** Start Materials provided **

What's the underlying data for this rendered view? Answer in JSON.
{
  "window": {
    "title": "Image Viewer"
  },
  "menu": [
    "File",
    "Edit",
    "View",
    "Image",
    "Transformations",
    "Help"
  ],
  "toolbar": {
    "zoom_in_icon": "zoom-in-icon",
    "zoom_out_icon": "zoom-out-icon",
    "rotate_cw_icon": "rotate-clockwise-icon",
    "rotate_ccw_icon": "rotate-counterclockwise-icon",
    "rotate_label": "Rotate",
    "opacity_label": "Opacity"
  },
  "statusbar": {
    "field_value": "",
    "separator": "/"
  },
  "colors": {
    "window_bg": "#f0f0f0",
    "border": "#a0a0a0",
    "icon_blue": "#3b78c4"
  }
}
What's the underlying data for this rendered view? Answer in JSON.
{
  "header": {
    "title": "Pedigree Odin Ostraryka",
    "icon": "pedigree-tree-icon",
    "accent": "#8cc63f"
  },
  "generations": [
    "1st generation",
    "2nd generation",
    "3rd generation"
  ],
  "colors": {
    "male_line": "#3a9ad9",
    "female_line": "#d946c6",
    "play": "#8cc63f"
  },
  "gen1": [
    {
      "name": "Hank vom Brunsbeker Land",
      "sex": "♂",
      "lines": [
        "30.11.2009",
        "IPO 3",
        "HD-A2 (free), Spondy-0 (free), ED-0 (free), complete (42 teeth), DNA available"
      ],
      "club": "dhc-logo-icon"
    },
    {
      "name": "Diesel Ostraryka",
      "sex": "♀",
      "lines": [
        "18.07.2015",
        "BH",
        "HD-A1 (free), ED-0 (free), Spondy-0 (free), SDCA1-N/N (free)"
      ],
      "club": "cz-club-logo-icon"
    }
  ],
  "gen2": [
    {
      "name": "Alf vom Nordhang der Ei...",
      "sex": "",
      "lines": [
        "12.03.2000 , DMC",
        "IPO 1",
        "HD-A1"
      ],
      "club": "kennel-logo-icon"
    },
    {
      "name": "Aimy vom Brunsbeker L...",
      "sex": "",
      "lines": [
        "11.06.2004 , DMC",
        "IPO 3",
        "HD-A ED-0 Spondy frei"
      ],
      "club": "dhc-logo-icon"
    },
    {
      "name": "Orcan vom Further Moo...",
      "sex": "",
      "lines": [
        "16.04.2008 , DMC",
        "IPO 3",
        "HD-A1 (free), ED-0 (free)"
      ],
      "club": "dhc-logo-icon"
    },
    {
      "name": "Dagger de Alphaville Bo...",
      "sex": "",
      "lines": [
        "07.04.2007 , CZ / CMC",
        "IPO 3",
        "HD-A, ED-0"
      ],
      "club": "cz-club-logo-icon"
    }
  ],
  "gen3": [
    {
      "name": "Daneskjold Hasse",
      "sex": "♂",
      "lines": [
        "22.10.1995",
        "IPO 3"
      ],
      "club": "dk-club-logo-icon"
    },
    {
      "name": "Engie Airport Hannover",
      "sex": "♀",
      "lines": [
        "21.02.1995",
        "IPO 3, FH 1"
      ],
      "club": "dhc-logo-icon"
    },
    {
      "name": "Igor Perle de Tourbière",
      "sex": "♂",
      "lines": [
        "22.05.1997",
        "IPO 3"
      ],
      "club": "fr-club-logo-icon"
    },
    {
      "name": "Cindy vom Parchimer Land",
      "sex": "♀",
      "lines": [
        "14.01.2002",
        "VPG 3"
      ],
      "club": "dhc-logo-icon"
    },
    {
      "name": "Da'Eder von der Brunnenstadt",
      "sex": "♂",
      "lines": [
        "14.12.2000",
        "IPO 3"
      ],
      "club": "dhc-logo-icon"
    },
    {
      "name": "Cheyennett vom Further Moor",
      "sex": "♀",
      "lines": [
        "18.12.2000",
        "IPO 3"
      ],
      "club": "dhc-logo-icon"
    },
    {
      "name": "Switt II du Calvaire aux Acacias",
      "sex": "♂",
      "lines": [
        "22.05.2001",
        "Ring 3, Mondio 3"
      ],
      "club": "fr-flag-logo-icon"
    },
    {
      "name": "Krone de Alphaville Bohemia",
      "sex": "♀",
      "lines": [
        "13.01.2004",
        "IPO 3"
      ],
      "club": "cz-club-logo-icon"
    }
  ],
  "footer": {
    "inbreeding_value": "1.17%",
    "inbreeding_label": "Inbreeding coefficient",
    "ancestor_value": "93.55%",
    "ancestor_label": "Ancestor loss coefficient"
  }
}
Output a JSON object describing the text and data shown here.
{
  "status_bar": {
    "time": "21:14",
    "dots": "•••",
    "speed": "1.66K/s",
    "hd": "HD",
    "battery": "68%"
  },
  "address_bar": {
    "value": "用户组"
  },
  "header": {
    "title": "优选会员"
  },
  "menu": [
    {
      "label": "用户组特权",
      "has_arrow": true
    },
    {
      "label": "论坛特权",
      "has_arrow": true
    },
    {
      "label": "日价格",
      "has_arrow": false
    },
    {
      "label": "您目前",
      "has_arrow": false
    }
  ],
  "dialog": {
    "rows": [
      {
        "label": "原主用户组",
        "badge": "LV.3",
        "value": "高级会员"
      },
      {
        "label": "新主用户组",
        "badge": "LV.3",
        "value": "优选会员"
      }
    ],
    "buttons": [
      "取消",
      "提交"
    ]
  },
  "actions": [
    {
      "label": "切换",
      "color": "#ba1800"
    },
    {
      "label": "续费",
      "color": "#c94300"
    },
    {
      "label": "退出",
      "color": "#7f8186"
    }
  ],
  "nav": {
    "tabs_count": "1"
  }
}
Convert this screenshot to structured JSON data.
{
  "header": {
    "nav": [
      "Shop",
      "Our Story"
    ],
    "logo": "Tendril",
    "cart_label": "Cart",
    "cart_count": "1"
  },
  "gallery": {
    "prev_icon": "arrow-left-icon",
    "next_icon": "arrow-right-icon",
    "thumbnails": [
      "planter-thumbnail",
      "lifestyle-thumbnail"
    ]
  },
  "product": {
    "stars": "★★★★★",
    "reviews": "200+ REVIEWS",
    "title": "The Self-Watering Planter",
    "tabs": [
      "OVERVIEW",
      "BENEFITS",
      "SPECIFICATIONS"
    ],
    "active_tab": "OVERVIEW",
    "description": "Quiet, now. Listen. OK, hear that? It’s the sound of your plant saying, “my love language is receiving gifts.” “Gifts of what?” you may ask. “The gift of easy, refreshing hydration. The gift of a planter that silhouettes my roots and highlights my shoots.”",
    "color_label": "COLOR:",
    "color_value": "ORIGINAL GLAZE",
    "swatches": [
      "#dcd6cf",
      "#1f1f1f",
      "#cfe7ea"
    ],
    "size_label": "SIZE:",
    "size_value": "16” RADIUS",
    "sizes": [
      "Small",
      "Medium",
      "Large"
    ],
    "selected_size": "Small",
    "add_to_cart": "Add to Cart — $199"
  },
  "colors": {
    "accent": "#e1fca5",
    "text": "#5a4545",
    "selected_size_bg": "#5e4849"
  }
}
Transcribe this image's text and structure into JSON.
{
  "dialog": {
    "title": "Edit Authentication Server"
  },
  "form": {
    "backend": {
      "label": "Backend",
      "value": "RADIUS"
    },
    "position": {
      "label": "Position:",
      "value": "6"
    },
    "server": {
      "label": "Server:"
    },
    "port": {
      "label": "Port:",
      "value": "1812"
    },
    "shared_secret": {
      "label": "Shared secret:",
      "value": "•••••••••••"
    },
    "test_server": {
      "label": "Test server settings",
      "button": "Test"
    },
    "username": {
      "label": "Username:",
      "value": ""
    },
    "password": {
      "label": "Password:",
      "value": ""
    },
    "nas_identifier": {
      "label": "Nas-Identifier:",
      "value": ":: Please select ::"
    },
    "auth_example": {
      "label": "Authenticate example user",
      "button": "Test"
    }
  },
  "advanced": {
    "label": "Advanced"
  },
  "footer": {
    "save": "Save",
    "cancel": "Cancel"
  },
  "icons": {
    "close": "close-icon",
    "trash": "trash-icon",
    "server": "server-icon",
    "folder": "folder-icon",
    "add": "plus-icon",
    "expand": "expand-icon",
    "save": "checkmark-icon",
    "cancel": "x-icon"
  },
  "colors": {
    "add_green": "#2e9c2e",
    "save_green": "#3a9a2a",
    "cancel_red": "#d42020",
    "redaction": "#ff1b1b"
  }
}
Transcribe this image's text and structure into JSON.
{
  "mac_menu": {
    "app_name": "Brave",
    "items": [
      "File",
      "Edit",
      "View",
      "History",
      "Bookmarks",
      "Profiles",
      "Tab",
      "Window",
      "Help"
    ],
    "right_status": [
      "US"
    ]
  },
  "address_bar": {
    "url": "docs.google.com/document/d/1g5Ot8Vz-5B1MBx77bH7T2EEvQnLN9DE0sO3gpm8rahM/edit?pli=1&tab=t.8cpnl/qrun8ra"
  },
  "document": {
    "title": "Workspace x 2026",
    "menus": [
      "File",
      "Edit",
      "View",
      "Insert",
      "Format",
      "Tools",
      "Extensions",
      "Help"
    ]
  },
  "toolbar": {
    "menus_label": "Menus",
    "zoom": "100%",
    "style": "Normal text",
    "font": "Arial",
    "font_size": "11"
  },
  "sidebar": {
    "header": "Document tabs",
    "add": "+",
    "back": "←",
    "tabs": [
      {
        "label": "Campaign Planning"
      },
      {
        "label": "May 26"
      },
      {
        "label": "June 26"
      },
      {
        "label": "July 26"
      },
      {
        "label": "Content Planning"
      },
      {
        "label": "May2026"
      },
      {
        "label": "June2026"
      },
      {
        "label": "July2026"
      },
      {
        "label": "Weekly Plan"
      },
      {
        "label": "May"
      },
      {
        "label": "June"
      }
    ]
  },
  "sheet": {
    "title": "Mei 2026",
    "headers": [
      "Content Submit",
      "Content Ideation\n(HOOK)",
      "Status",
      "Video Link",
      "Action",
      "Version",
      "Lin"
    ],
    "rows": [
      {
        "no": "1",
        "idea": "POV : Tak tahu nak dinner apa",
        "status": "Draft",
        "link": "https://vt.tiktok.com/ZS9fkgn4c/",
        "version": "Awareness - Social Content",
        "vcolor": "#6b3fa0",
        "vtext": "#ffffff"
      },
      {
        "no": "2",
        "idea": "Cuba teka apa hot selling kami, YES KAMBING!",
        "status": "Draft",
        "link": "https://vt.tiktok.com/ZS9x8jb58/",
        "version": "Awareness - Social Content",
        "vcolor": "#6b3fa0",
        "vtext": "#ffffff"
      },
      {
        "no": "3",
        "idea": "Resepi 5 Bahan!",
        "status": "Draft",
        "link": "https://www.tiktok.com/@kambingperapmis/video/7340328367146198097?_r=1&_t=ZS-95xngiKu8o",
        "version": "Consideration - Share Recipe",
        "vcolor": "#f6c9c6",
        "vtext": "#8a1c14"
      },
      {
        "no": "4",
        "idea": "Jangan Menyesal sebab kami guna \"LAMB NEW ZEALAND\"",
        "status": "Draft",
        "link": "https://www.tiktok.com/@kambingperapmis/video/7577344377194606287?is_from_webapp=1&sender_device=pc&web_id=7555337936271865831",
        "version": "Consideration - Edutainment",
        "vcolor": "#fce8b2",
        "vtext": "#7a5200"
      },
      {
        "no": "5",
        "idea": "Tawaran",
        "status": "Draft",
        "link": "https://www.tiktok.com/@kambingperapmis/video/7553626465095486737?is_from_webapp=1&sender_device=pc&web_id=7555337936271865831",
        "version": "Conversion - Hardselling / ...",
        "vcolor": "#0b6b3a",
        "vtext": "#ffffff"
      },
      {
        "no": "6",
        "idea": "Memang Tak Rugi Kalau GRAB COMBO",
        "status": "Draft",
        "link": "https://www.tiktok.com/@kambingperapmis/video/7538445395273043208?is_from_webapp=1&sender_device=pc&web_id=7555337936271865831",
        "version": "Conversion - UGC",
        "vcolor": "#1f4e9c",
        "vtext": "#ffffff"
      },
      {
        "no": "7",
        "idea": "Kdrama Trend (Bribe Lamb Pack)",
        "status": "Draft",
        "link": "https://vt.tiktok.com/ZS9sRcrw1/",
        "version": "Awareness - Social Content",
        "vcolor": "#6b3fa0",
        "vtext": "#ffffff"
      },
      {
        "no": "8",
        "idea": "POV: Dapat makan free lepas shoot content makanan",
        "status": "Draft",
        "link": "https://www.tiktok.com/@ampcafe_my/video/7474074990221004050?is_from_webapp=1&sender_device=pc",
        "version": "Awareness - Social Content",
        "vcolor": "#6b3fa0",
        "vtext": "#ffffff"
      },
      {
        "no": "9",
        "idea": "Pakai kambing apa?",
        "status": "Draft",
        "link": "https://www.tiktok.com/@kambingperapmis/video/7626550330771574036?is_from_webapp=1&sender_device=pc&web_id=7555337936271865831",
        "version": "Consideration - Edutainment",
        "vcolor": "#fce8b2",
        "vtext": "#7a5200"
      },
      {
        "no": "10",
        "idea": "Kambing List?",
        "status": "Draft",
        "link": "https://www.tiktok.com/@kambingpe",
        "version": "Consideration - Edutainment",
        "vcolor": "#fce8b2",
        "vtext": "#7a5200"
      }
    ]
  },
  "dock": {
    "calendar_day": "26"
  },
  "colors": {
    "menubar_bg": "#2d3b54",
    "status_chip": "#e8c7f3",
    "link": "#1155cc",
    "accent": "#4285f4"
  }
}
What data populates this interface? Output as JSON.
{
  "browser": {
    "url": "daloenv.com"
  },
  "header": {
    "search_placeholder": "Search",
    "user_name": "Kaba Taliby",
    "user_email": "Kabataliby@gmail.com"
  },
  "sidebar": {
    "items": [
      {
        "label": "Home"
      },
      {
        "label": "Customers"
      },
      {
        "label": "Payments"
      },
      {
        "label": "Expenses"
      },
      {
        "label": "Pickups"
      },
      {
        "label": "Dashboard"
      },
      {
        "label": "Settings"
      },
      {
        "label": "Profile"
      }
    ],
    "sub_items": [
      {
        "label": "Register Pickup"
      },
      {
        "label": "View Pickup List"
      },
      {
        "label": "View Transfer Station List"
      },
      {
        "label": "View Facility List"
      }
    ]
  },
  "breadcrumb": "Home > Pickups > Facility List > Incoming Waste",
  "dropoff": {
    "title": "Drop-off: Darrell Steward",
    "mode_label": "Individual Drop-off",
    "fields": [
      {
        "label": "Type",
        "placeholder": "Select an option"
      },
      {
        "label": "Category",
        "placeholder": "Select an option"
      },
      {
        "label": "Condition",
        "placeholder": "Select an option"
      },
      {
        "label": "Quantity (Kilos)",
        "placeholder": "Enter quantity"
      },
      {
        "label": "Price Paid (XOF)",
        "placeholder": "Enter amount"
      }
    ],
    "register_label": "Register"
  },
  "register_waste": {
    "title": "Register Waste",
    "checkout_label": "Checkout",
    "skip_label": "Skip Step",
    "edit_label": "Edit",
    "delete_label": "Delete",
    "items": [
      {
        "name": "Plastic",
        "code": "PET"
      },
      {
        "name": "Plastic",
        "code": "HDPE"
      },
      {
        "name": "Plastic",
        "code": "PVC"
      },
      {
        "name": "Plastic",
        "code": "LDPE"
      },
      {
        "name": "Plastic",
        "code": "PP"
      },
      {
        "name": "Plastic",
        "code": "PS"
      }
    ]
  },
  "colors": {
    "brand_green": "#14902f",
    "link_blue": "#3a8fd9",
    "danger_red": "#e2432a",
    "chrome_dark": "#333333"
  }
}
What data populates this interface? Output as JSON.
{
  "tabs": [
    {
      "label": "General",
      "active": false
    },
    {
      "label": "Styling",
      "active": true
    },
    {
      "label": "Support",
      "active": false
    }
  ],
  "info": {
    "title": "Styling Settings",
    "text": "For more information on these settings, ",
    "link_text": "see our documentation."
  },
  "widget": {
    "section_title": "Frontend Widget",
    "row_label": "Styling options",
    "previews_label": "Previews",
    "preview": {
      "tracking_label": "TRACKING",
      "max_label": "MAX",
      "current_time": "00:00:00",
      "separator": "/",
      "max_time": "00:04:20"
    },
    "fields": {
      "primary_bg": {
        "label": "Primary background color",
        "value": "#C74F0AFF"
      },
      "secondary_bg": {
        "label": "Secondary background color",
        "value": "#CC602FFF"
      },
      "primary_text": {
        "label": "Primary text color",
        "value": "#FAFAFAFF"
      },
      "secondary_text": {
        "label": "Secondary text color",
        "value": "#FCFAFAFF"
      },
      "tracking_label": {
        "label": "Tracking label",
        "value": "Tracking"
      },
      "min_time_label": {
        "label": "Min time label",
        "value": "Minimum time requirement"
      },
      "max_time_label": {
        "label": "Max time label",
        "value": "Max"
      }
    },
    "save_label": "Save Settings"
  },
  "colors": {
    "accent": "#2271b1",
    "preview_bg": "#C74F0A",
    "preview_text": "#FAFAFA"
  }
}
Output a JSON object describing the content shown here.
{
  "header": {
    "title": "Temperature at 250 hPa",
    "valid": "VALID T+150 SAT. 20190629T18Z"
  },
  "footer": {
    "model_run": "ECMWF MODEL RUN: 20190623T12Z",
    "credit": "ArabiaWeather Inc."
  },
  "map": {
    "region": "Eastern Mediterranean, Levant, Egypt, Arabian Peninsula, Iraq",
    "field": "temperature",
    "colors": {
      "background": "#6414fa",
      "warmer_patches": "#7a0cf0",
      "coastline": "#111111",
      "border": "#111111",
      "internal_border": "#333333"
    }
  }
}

** End Materials provided **

*Your task:*
Find the word "background" in the data and show each line that holds it.

*Solution to the problem:*
        "label": "Primary background color",
        "label": "Secondary background color",
      "background": "#6414fa",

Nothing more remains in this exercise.